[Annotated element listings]
┄┄┄┄┄┄┄┄┄┄

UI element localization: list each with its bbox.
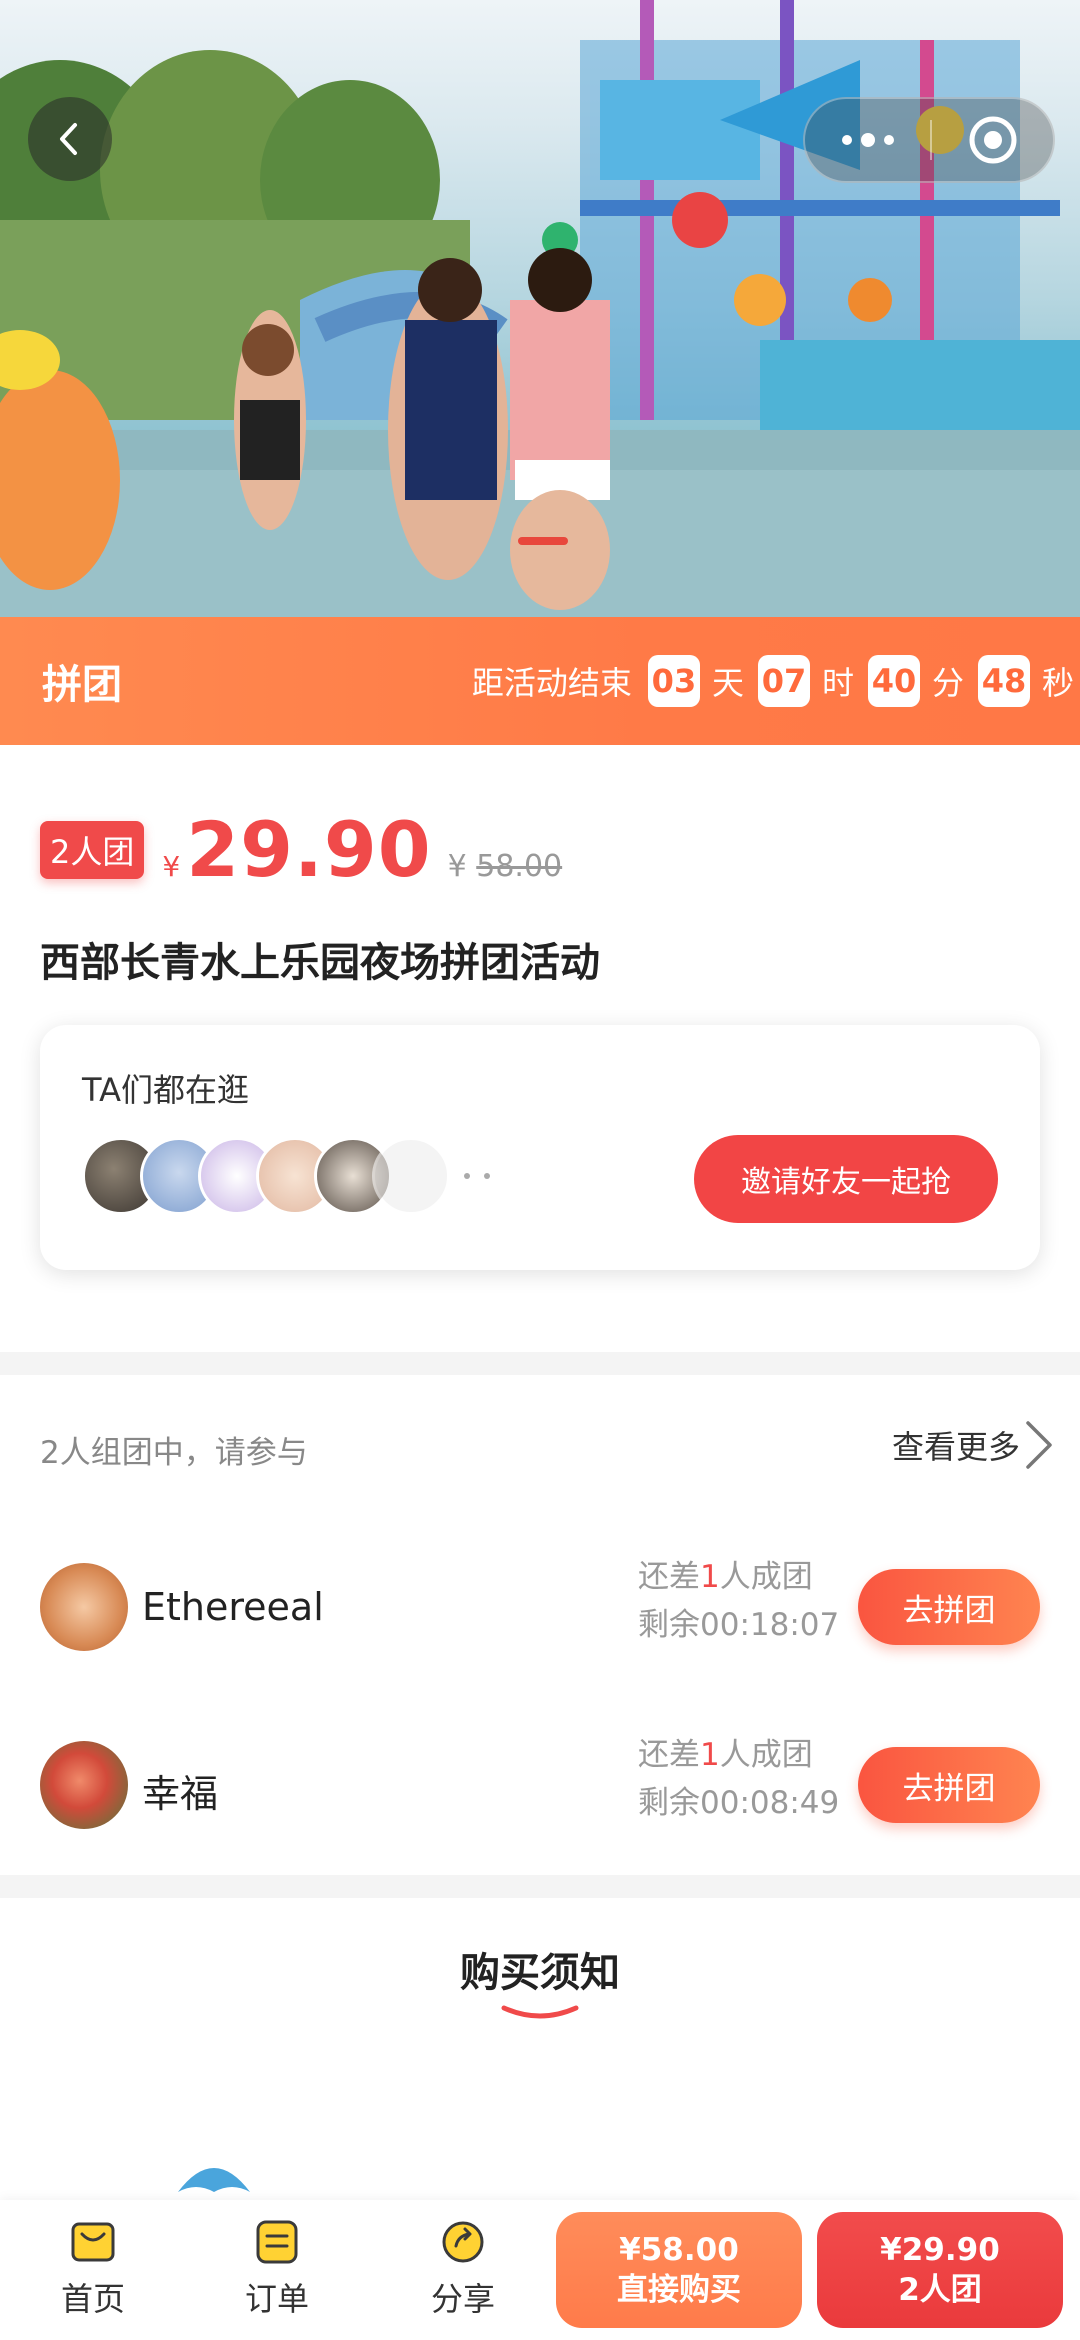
group-size-badge: 2人团 <box>40 820 145 879</box>
nav-share-label: 分享 <box>430 2280 495 2318</box>
nav-orders[interactable]: 订单 <box>222 2216 332 2320</box>
product-info: 2人团 ¥ 29.90 ¥ 58.00 西部长青水上乐园夜场拼团活动 TA们都在… <box>0 745 1080 1352</box>
countdown-hours: 07 <box>757 655 810 707</box>
original-price-currency: ¥ <box>447 849 467 884</box>
carousel-indicator <box>518 537 568 545</box>
browsing-users-card: TA们都在逛 邀请好友一起抢 <box>40 1025 1040 1270</box>
countdown-timer: 距活动结束 03 天 07 时 40 分 48 秒 <box>472 617 1074 745</box>
view-more-label: 查看更多 <box>891 1428 1020 1466</box>
countdown-hours-unit: 时 <box>821 664 854 702</box>
join-group-button[interactable]: 去拼团 <box>858 1569 1040 1645</box>
original-price-value: 58.00 <box>476 849 563 884</box>
group-leader-name: 幸福 <box>142 1772 219 1816</box>
countdown-seconds-unit: 秒 <box>1041 664 1074 702</box>
nav-home[interactable]: 首页 <box>38 2216 148 2320</box>
group-buy-tag: 拼团 <box>42 662 122 708</box>
chevron-right-icon <box>1026 1421 1052 1469</box>
group-buy-button[interactable]: ¥29.90 2人团 <box>817 2212 1063 2328</box>
time-remaining: 剩余00:18:07 <box>638 1607 840 1643</box>
home-bag-icon <box>71 2222 115 2262</box>
countdown-days: 03 <box>647 655 700 707</box>
share-icon <box>442 2221 484 2263</box>
group-leader-name: Ethereeal <box>142 1585 324 1629</box>
chevron-left-icon <box>60 123 77 155</box>
nav-share[interactable]: 分享 <box>408 2216 518 2320</box>
group-row: 幸福 还差1人成团 剩余00:08:49 去拼团 <box>0 1725 1080 1845</box>
direct-buy-price: ¥58.00 <box>619 2232 739 2268</box>
group-buy-price: ¥29.90 <box>880 2232 1000 2268</box>
mini-program-capsule <box>803 97 1055 183</box>
hero-banner[interactable] <box>0 0 1080 617</box>
user-avatar <box>40 1563 128 1651</box>
time-remaining: 剩余00:08:49 <box>638 1785 840 1821</box>
price-currency: ¥ <box>162 850 181 883</box>
more-dots-icon[interactable] <box>805 99 930 181</box>
view-more-link[interactable]: 查看更多 <box>892 1417 1056 1473</box>
more-avatars-dots <box>464 1173 490 1179</box>
countdown-label: 距活动结束 <box>471 664 632 702</box>
bottom-action-bar: 首页 订单 分享 ¥58.00 直接购买 ¥29.90 2人团 <box>0 2200 1080 2340</box>
umbrella-icon <box>178 2168 250 2192</box>
countdown-days-unit: 天 <box>711 664 744 702</box>
browsing-label: TA们都在逛 <box>82 1071 249 1109</box>
group-row: Ethereeal 还差1人成团 剩余00:18:07 去拼团 <box>0 1547 1080 1667</box>
countdown-seconds: 48 <box>977 655 1030 707</box>
group-buy-bar: 拼团 距活动结束 03 天 07 时 40 分 48 秒 <box>0 617 1080 745</box>
original-price: ¥ 58.00 <box>448 849 563 884</box>
group-buy-label: 2人团 <box>898 2272 982 2308</box>
water-park-photo <box>0 0 1080 617</box>
back-button[interactable] <box>28 97 112 181</box>
members-needed: 还差1人成团 <box>638 1737 813 1773</box>
countdown-minutes-unit: 分 <box>931 664 964 702</box>
purchase-notice-heading: 购买须知 <box>460 1950 620 1996</box>
direct-buy-label: 直接购买 <box>617 2272 741 2308</box>
group-status: 还差1人成团 剩余00:18:07 <box>638 1553 839 1649</box>
countdown-minutes: 40 <box>867 655 920 707</box>
target-circle-icon[interactable] <box>932 99 1053 181</box>
group-status: 还差1人成团 剩余00:08:49 <box>638 1731 839 1827</box>
nav-orders-label: 订单 <box>244 2280 309 2318</box>
open-groups-heading: 2人组团中，请参与 <box>40 1435 308 1471</box>
orders-list-icon <box>256 2220 298 2264</box>
group-price: 29.90 <box>186 805 432 894</box>
join-group-button[interactable]: 去拼团 <box>858 1747 1040 1823</box>
user-avatar <box>40 1741 128 1829</box>
direct-buy-button[interactable]: ¥58.00 直接购买 <box>556 2212 802 2328</box>
product-title: 西部长青水上乐园夜场拼团活动 <box>40 940 600 986</box>
heading-underline <box>501 2005 579 2019</box>
open-groups-section: 2人组团中，请参与 查看更多 Ethereeal 还差1人成团 剩余00:18:… <box>0 1375 1080 1875</box>
nav-home-label: 首页 <box>60 2280 125 2318</box>
price-row: 2人团 ¥ 29.90 ¥ 58.00 <box>40 805 562 894</box>
avatar <box>372 1137 450 1215</box>
browsing-avatars <box>82 1137 490 1215</box>
members-needed: 还差1人成团 <box>638 1559 813 1595</box>
invite-friends-button[interactable]: 邀请好友一起抢 <box>694 1135 998 1223</box>
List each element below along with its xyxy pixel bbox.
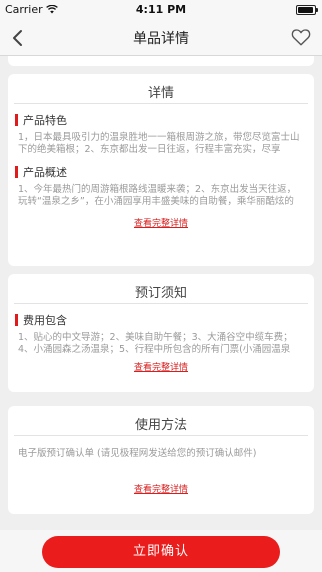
battery-level [298, 7, 314, 13]
booking-more-link[interactable]: 查看完整详情 [8, 360, 314, 373]
page-title: 单品详情 [133, 31, 189, 47]
section-marker [15, 114, 18, 126]
overview-heading: 产品概述 [15, 164, 314, 180]
overview-heading-label: 产品概述 [23, 166, 67, 179]
battery-icon [296, 5, 318, 15]
feature-heading-label: 产品特色 [23, 114, 67, 127]
details-title: 详情 [14, 74, 308, 104]
details-card: 详情 产品特色 1，日本最具吸引力的温泉胜地一一箱根周游之旅，带您尽览富士山下的… [8, 74, 314, 266]
section-marker [15, 314, 18, 326]
bottom-bar: 立即确认 [0, 530, 322, 572]
heart-outline-icon[interactable] [290, 26, 312, 48]
usage-more-link[interactable]: 查看完整详情 [8, 482, 314, 495]
feature-text: 1，日本最具吸引力的温泉胜地一一箱根周游之旅，带您尽览富士山下的绝美箱根；2、东… [18, 132, 300, 155]
details-more-link[interactable]: 查看完整详情 [8, 216, 314, 229]
booking-title: 预订须知 [14, 274, 308, 304]
feature-heading: 产品特色 [15, 112, 314, 128]
section-marker [15, 166, 18, 178]
usage-card: 使用方法 电子版预订确认单 (请见极程网发送给您的预订确认邮件) 查看完整详情 [8, 406, 314, 514]
confirm-button[interactable]: 立即确认 [42, 536, 280, 568]
booking-card: 预订须知 费用包含 1、贴心的中文导游；2、美味自助午餐；3、大涌谷空中缆车费；… [8, 274, 314, 392]
overview-text: 1、今年最热门的周游箱根路线温暖来袭；2、东京出发当天往返，玩转“温泉之乡”，在… [18, 184, 297, 207]
usage-text: 电子版预订确认单 (请见极程网发送给您的预订确认邮件) [18, 448, 257, 459]
previous-card-bottom [8, 56, 314, 66]
fee-heading-label: 费用包含 [23, 314, 67, 327]
status-bar: Carrier 4:11 PM [0, 0, 322, 20]
fee-text: 1、贴心的中文导游；2、美味自助午餐；3、大涌谷空中缆车费；4、小涌园森之汤温泉… [18, 332, 293, 355]
usage-title: 使用方法 [14, 406, 308, 436]
scroll-content[interactable]: 详情 产品特色 1，日本最具吸引力的温泉胜地一一箱根周游之旅，带您尽览富士山下的… [0, 56, 322, 530]
status-time: 4:11 PM [135, 3, 187, 16]
nav-bar: 单品详情 [0, 20, 322, 56]
fee-heading: 费用包含 [15, 312, 314, 328]
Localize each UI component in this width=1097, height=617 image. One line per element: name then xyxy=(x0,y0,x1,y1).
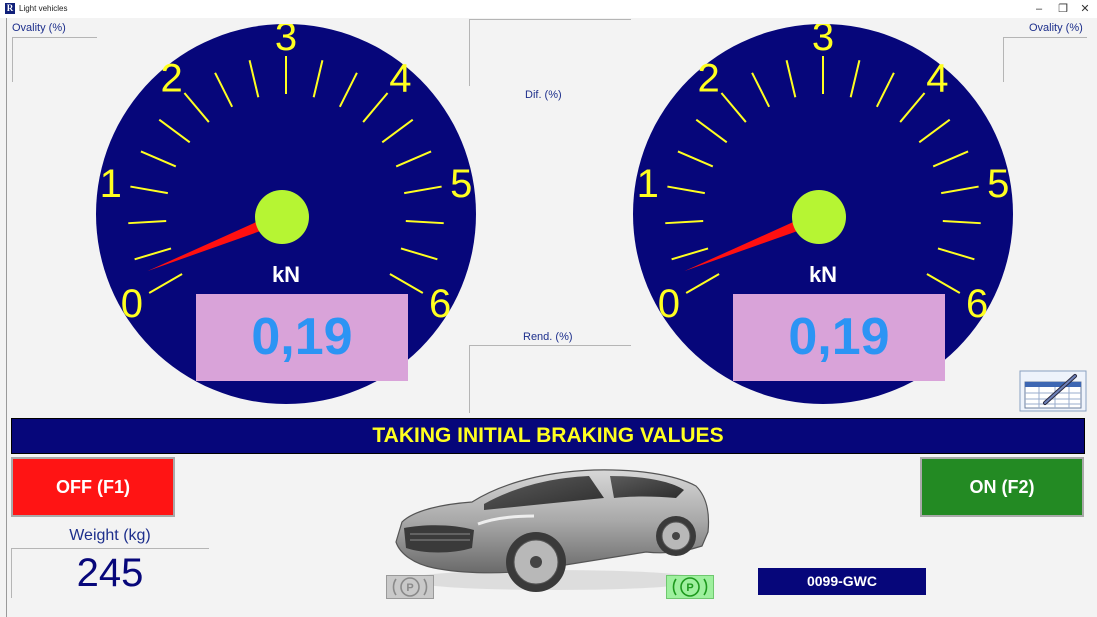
status-banner: TAKING INITIAL BRAKING VALUES xyxy=(11,418,1085,454)
left-force-gauge: 0 1 2 3 4 5 6 kN 0,19 xyxy=(82,24,490,416)
license-plate: 0099-GWC xyxy=(758,568,926,595)
weight-label: Weight (kg) xyxy=(69,527,151,544)
window-left-border xyxy=(6,18,7,617)
restore-button[interactable]: ❐ xyxy=(1052,1,1074,17)
gauge-scale-label: 3 xyxy=(812,24,834,59)
gauge-scale-label: 6 xyxy=(429,282,451,326)
right-force-readout: 0,19 xyxy=(733,294,945,381)
on-button[interactable]: ON (F2) xyxy=(920,457,1084,517)
report-table-pen-icon[interactable] xyxy=(1019,370,1087,412)
window-title: Light vehicles xyxy=(19,4,68,13)
gauge-unit-label: kN xyxy=(272,262,300,287)
right-force-gauge: 0 1 2 3 4 5 6 kN 0,19 xyxy=(619,24,1027,416)
dif-box xyxy=(469,19,631,86)
gauge-hub xyxy=(792,190,846,244)
left-parking-brake-indicator: P xyxy=(386,575,434,599)
left-force-readout: 0,19 xyxy=(196,294,408,381)
rend-box xyxy=(469,345,631,413)
gauge-scale-label: 1 xyxy=(637,162,659,206)
app-logo-icon: R xyxy=(5,3,15,14)
gauge-scale-label: 1 xyxy=(100,162,122,206)
gauge-scale-label: 0 xyxy=(121,282,143,326)
left-ovality-label: Ovality (%) xyxy=(12,22,66,34)
gauge-scale-label: 2 xyxy=(697,57,719,101)
gauge-scale-label: 5 xyxy=(450,162,472,206)
right-ovality-label: Ovality (%) xyxy=(1029,22,1083,34)
gauge-scale-label: 5 xyxy=(987,162,1009,206)
svg-text:P: P xyxy=(686,582,693,594)
close-button[interactable]: ✕ xyxy=(1074,1,1096,17)
weight-value: 245 xyxy=(76,551,144,595)
gauge-scale-label: 4 xyxy=(389,57,411,101)
off-button[interactable]: OFF (F1) xyxy=(11,457,175,517)
right-parking-brake-indicator: P xyxy=(666,575,714,599)
gauge-scale-label: 0 xyxy=(658,282,680,326)
gauge-scale-label: 6 xyxy=(966,282,988,326)
gauge-unit-label: kN xyxy=(809,262,837,287)
title-bar: R Light vehicles – ❐ ✕ xyxy=(0,0,1097,18)
minimize-button[interactable]: – xyxy=(1028,1,1050,17)
gauge-scale-label: 2 xyxy=(160,57,182,101)
gauge-hub xyxy=(255,190,309,244)
dif-label: Dif. (%) xyxy=(525,89,562,101)
rend-label: Rend. (%) xyxy=(523,331,573,343)
gauge-scale-label: 3 xyxy=(275,24,297,59)
svg-text:P: P xyxy=(406,582,413,594)
gauge-scale-label: 4 xyxy=(926,57,948,101)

┄┄┄┄┄┄┄┄┄┄

◆ What is being asked:
Copy, unchanged, the lines of the records from the line containing "status-banner: TAKING INITIAL" through the line containing "gauge-scale-label: 6 xyxy=(429,282,451,326)", including both of those lines.

◆ Worked solution:
status-banner: TAKING INITIAL BRAKING VALUES xyxy=(11,418,1085,454)
left-force-gauge: 0 1 2 3 4 5 6 kN 0,19 xyxy=(82,24,490,416)
license-plate: 0099-GWC xyxy=(758,568,926,595)
weight-label: Weight (kg) xyxy=(69,527,151,544)
window-left-border xyxy=(6,18,7,617)
restore-button[interactable]: ❐ xyxy=(1052,1,1074,17)
gauge-scale-label: 3 xyxy=(812,24,834,59)
gauge-scale-label: 6 xyxy=(429,282,451,326)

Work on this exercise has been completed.